[begin Material provided]

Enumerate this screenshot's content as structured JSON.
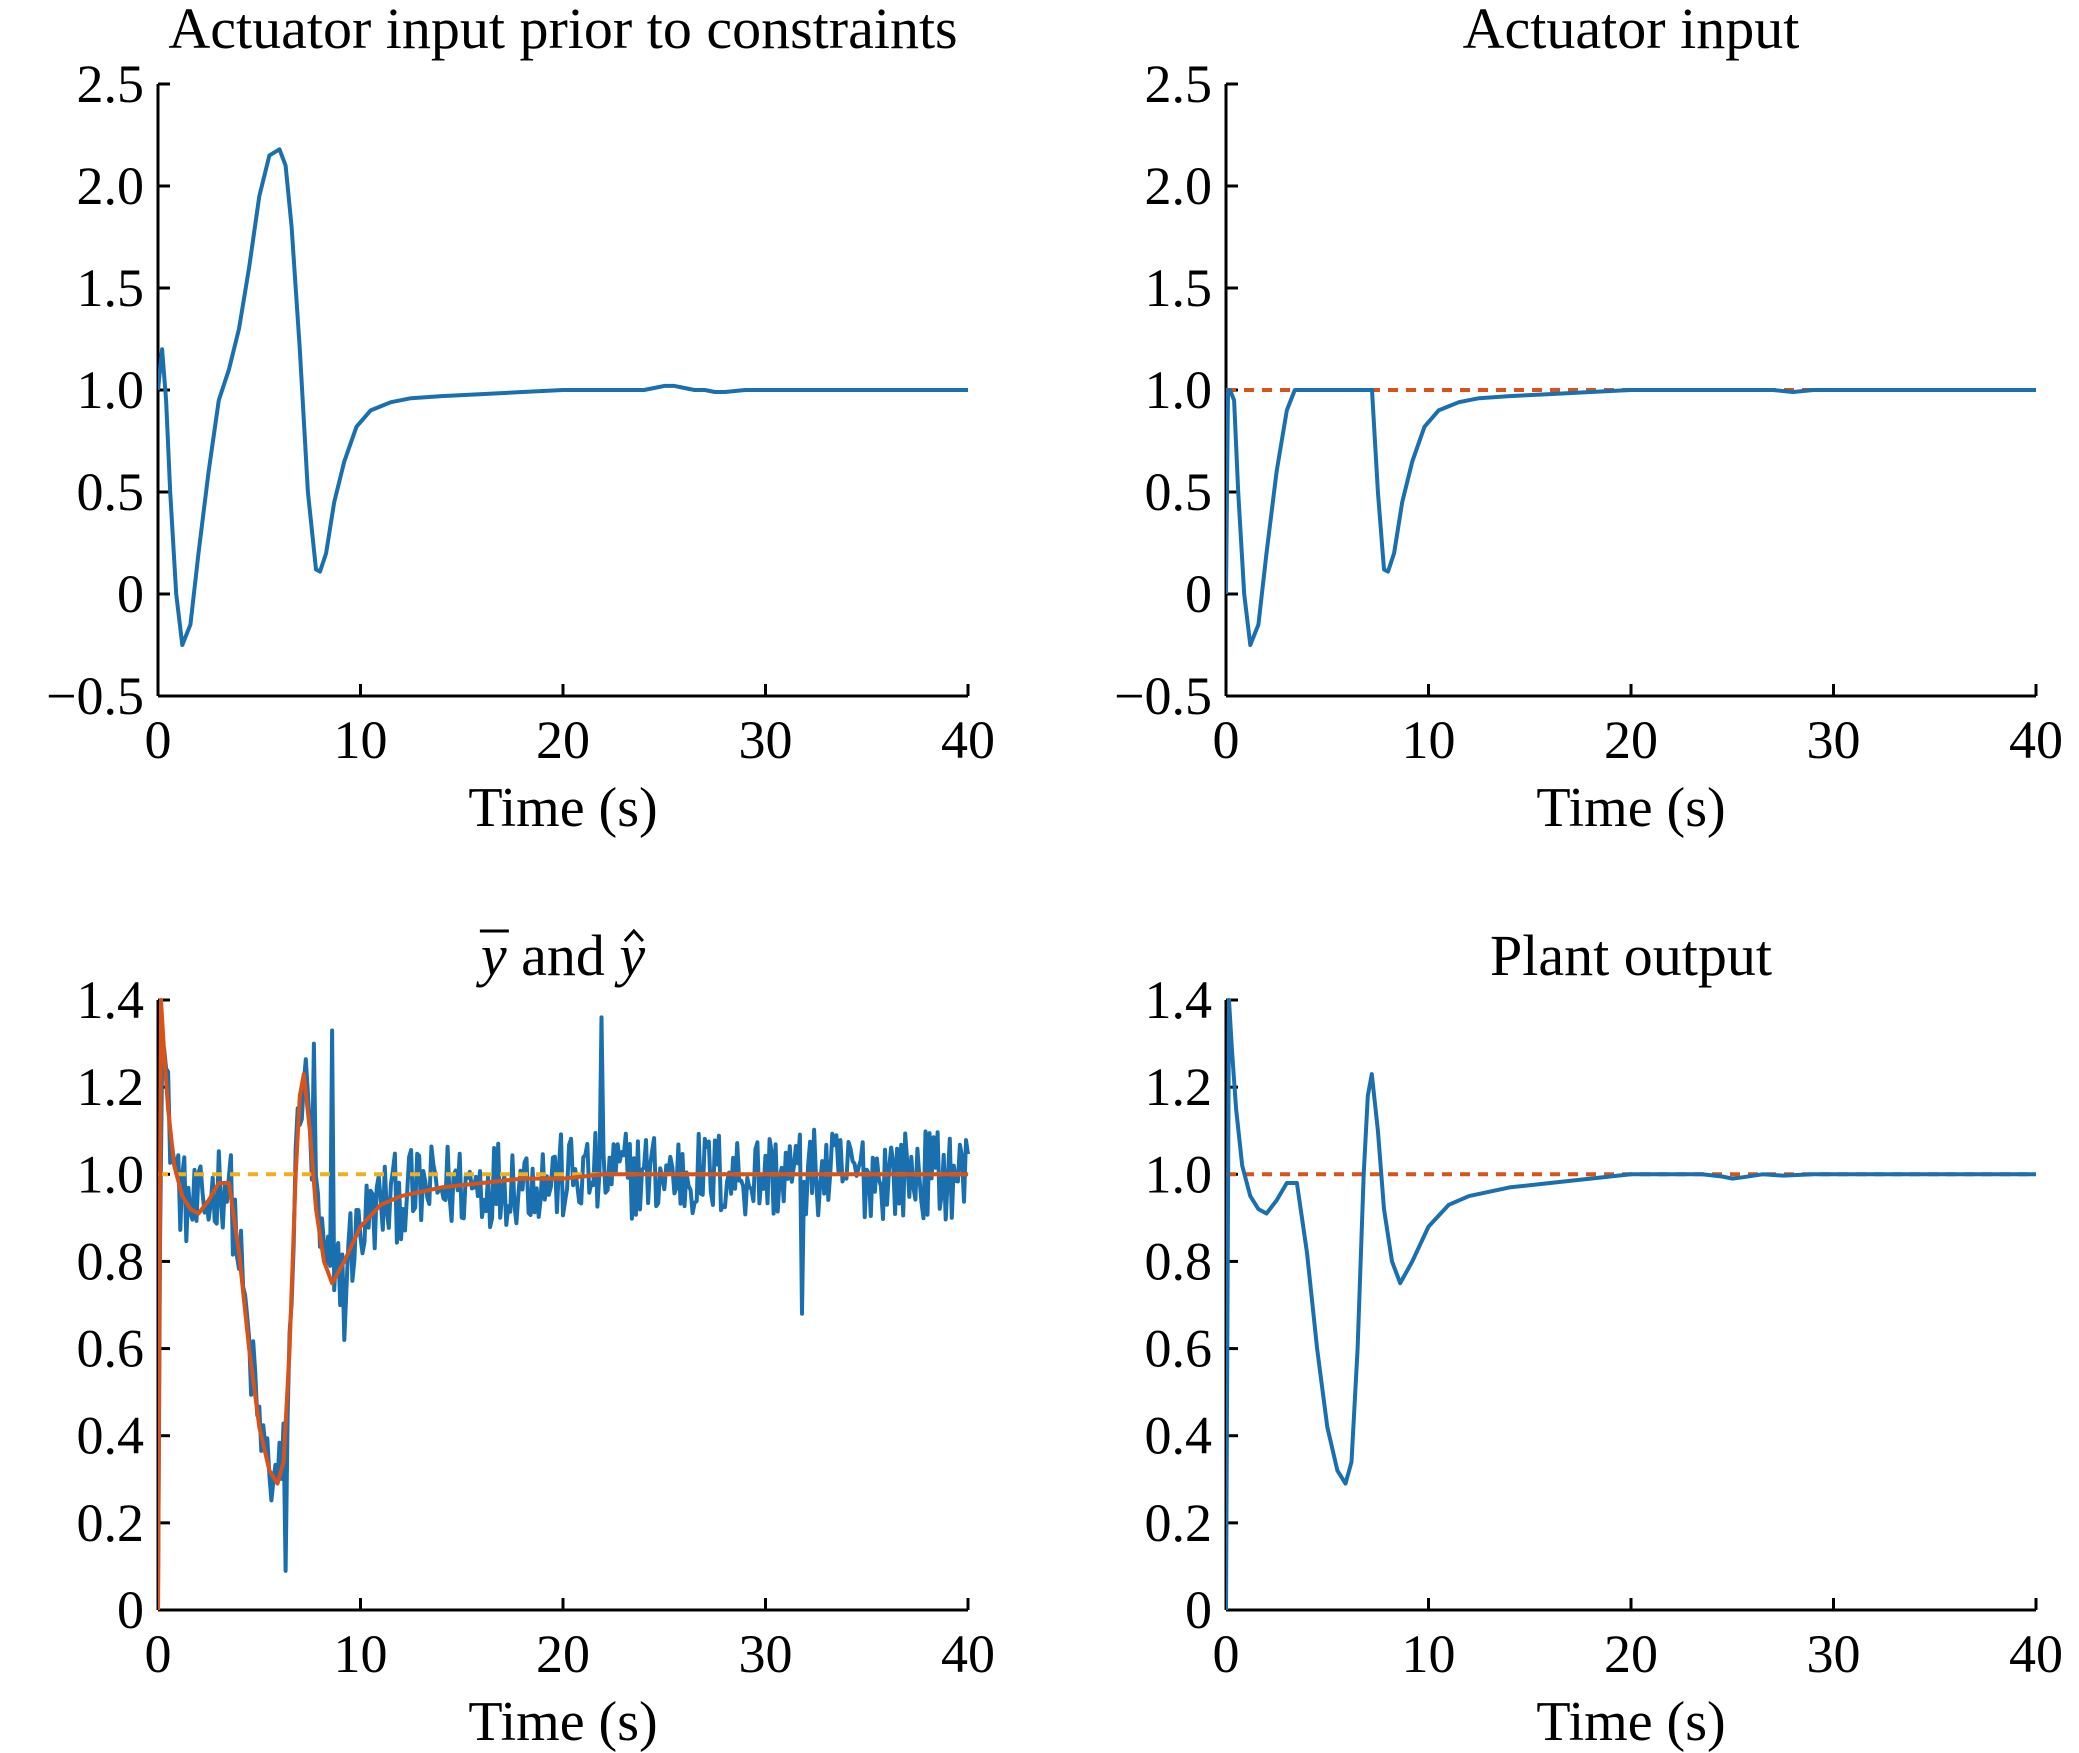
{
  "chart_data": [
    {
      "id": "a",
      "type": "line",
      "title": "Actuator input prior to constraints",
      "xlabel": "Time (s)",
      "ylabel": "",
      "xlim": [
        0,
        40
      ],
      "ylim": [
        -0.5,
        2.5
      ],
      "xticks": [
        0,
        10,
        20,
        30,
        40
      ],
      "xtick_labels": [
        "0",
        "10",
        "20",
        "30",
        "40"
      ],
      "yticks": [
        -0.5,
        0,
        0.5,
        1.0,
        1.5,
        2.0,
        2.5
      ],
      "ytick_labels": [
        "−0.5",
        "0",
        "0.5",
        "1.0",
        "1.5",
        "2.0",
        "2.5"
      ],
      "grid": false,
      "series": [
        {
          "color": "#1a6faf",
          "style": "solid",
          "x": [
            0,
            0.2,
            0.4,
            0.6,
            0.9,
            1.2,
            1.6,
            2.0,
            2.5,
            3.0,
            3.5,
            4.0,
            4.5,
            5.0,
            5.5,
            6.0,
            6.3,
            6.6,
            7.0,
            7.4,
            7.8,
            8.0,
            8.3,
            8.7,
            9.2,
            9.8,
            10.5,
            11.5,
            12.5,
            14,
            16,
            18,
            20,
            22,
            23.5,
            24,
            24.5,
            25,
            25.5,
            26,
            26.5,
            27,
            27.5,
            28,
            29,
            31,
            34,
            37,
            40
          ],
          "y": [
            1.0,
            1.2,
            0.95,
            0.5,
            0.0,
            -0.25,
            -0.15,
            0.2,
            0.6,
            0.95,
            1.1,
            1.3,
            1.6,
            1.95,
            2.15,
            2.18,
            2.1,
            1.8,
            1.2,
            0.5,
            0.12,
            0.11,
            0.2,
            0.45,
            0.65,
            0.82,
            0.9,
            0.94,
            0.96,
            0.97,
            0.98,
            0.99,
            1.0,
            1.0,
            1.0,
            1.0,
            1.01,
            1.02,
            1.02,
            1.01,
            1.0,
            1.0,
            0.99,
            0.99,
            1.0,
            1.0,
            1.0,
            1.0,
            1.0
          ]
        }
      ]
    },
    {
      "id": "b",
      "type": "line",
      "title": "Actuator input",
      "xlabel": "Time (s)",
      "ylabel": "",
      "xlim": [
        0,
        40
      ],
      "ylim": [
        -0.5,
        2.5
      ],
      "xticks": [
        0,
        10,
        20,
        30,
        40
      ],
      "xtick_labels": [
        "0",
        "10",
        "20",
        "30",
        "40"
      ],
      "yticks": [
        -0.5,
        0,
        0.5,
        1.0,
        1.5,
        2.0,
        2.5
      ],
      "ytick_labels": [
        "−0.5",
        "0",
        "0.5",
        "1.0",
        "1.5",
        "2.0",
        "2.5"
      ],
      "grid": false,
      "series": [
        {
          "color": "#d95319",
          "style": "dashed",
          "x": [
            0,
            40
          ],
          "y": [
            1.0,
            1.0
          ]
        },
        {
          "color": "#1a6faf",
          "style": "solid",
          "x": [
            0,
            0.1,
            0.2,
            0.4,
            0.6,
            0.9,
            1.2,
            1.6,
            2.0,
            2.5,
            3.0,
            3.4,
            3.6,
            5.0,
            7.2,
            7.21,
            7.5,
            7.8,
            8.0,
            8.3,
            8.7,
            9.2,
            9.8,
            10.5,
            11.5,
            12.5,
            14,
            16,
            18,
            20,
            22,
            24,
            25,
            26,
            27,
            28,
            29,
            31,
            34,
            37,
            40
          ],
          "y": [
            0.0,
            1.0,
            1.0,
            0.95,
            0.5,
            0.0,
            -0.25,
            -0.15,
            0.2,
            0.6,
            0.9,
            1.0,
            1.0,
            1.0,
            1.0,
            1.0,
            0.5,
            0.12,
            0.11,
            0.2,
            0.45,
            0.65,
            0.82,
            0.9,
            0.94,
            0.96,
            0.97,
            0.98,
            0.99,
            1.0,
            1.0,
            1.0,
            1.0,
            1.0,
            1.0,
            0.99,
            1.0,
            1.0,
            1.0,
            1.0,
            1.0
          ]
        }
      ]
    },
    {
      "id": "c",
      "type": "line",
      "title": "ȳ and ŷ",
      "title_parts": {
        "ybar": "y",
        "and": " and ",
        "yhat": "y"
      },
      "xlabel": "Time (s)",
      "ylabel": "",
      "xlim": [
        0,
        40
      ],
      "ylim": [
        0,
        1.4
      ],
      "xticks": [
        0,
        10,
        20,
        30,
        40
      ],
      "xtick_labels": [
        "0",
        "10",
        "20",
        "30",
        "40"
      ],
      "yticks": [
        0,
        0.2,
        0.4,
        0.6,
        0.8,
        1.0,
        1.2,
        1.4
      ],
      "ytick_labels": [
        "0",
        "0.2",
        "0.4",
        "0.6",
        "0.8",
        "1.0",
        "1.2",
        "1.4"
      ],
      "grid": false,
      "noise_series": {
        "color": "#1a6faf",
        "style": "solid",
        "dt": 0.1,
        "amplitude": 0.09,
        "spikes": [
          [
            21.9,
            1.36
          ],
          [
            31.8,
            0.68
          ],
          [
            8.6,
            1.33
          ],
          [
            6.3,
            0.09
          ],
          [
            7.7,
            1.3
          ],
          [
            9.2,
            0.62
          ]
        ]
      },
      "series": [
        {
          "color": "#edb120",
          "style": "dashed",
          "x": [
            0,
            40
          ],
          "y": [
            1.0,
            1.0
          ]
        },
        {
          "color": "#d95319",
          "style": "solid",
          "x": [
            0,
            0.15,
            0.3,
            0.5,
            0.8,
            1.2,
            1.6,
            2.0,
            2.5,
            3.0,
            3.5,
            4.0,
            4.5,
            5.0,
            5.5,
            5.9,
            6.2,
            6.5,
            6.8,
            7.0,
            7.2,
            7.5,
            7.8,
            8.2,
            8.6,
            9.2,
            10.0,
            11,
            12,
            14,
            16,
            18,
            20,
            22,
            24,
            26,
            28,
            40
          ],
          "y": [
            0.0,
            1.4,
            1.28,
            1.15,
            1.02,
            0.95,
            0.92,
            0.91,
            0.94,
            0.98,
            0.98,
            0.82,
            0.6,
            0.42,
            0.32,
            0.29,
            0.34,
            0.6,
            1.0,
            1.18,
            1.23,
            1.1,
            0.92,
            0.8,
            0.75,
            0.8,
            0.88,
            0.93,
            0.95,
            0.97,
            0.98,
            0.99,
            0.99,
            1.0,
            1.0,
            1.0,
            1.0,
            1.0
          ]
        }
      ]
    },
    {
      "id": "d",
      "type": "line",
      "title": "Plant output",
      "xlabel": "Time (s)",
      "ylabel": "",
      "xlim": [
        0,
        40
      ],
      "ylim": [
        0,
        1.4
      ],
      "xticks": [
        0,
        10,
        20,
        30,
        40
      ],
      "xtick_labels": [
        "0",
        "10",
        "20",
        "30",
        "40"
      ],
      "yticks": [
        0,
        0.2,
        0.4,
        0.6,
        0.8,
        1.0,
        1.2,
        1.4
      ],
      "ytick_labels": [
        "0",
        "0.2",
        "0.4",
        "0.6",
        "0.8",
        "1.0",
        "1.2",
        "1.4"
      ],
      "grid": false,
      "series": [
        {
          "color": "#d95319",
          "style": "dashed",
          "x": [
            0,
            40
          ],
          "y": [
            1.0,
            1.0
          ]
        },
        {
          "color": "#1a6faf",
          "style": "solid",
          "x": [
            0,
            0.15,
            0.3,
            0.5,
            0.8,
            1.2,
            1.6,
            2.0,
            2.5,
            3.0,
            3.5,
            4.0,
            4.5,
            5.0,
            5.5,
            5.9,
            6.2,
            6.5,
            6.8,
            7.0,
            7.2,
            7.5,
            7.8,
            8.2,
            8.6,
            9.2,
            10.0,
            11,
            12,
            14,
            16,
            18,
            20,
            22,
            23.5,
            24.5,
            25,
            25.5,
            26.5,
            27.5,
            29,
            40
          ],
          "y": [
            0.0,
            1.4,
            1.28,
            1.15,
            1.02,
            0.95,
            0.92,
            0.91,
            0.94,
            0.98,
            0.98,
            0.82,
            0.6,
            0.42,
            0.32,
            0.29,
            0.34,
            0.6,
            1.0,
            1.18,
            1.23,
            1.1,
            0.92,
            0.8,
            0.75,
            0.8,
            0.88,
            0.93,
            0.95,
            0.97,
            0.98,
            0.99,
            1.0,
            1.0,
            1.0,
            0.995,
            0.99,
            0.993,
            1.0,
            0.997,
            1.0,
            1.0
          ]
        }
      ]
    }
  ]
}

[end Material provided]
[begin Material provided]

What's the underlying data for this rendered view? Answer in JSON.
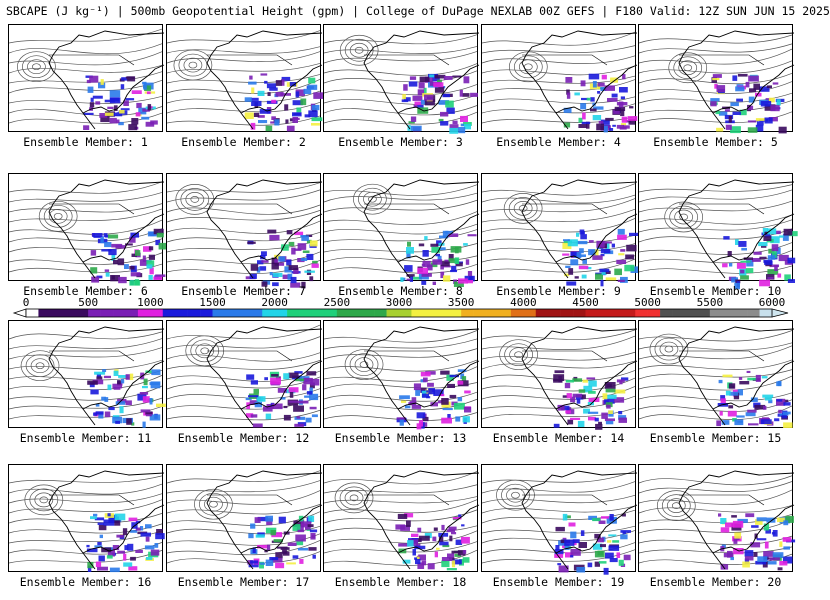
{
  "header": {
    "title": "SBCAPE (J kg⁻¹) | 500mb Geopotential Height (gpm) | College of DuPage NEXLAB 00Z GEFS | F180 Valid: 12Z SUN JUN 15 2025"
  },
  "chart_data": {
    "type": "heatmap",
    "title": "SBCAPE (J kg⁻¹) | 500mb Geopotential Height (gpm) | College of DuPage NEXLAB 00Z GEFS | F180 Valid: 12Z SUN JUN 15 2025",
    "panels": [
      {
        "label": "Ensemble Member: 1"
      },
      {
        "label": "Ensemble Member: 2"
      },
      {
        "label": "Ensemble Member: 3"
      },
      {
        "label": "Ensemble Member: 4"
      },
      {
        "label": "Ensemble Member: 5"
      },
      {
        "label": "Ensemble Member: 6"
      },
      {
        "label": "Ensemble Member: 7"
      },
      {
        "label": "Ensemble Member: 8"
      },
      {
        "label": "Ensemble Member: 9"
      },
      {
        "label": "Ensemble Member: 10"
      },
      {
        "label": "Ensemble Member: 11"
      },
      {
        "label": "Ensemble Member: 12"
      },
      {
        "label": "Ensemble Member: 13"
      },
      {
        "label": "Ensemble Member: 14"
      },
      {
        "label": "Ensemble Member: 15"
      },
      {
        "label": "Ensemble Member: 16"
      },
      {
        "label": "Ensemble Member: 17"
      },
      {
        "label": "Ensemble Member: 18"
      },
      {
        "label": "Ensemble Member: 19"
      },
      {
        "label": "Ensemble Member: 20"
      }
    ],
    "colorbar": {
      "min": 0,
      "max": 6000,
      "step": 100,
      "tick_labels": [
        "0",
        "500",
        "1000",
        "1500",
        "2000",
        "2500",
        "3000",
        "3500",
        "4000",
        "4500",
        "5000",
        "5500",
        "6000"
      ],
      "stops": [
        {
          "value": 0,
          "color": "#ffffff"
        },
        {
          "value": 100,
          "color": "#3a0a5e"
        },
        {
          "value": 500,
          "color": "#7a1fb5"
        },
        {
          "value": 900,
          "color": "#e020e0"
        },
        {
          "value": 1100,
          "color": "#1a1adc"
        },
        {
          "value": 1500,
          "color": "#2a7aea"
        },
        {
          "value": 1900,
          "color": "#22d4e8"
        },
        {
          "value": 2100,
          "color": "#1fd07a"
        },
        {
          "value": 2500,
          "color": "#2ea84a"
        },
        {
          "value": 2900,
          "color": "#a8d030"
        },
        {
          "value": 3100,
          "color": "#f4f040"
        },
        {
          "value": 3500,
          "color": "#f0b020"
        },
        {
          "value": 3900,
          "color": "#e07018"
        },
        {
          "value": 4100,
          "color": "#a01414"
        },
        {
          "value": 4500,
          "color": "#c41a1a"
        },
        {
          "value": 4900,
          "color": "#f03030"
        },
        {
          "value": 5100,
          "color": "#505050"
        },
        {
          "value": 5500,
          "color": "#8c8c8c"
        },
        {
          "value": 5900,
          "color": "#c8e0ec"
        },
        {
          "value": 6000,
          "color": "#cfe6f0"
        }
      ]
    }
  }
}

[end Material provided]

## Work required
In the records above, how many lines contain the word "SBCAPE"? Give the number alone.

## Complete output
2